↓↓↓

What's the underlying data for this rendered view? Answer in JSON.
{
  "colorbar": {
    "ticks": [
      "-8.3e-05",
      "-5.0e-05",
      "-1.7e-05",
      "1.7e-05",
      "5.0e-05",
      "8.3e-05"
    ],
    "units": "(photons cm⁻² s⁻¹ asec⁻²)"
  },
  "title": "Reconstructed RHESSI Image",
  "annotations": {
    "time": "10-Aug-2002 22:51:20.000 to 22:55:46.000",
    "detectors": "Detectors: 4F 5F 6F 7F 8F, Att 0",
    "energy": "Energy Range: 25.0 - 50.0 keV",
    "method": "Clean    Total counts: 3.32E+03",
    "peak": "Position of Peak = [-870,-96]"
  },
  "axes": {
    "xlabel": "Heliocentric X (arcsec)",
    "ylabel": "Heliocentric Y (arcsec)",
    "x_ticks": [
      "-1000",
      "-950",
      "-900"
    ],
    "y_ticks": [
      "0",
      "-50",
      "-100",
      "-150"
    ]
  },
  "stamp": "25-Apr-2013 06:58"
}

↑↑↑

:: GIVEN TASK ::
Return every line in the listing that contains the word "arcsec".

:: RESULT FOR THIS TASK ::
    "xlabel": "Heliocentric X (arcsec)",
    "ylabel": "Heliocentric Y (arcsec)",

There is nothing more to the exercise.